>> begin Extracted data

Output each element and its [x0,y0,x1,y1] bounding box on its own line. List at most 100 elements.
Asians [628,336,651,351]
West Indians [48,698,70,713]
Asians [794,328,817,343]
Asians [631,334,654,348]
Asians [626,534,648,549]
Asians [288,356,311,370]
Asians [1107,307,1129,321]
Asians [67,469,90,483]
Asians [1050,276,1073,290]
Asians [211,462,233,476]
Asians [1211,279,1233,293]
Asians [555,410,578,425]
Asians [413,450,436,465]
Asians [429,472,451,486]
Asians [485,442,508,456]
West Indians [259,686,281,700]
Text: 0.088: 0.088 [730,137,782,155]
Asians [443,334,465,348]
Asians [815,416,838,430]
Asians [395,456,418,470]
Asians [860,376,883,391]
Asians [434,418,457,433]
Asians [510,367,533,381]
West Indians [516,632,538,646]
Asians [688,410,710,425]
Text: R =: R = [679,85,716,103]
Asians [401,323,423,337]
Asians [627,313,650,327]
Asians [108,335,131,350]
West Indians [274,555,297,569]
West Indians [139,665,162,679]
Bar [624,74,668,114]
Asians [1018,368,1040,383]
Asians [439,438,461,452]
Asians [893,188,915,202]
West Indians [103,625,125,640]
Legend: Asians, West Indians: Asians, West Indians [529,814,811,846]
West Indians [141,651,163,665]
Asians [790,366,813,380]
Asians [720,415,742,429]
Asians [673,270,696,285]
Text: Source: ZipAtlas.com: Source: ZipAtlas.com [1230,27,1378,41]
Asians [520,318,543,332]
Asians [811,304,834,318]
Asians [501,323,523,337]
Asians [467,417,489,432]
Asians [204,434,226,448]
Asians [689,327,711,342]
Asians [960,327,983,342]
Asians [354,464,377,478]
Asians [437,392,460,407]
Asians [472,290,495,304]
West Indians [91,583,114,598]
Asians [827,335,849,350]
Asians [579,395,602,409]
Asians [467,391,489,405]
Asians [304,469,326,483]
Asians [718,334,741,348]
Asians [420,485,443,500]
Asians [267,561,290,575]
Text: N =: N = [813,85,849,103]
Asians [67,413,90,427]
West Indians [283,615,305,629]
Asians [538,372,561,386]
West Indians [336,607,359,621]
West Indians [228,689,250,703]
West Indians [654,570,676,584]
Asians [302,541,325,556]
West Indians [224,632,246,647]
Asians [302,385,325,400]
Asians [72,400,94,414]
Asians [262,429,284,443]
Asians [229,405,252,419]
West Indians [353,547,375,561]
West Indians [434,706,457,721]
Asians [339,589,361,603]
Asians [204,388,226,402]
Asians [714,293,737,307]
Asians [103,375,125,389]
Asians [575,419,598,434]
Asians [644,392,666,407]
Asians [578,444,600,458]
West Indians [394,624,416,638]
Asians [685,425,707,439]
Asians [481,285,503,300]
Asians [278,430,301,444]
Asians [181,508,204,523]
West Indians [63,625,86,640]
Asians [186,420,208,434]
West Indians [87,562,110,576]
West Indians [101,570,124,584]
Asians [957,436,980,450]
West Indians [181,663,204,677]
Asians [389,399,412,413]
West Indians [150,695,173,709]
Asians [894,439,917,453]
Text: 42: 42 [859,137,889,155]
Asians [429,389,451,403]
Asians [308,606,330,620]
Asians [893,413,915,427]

>> end Extracted data

Directions for this task:
Present the entries, starting at the first line and ending at the line containing "Asians [413,450,436,465]", as a Markdown table with the columns No. and Line. Put the row number under No. and each line under Line, skipping any blank lines.

The response:
| No. | Line |
|---|---|
| 1 | Output each element and its [x0,y0,x1,y1] bounding box on its own line. List at most 100 elements. |
| 2 | Asians [628,336,651,351] |
| 3 | West Indians [48,698,70,713] |
| 4 | Asians [794,328,817,343] |
| 5 | Asians [631,334,654,348] |
| 6 | Asians [626,534,648,549] |
| 7 | Asians [288,356,311,370] |
| 8 | Asians [1107,307,1129,321] |
| 9 | Asians [67,469,90,483] |
| 10 | Asians [1050,276,1073,290] |
| 11 | Asians [211,462,233,476] |
| 12 | Asians [1211,279,1233,293] |
| 13 | Asians [555,410,578,425] |
| 14 | Asians [413,450,436,465] |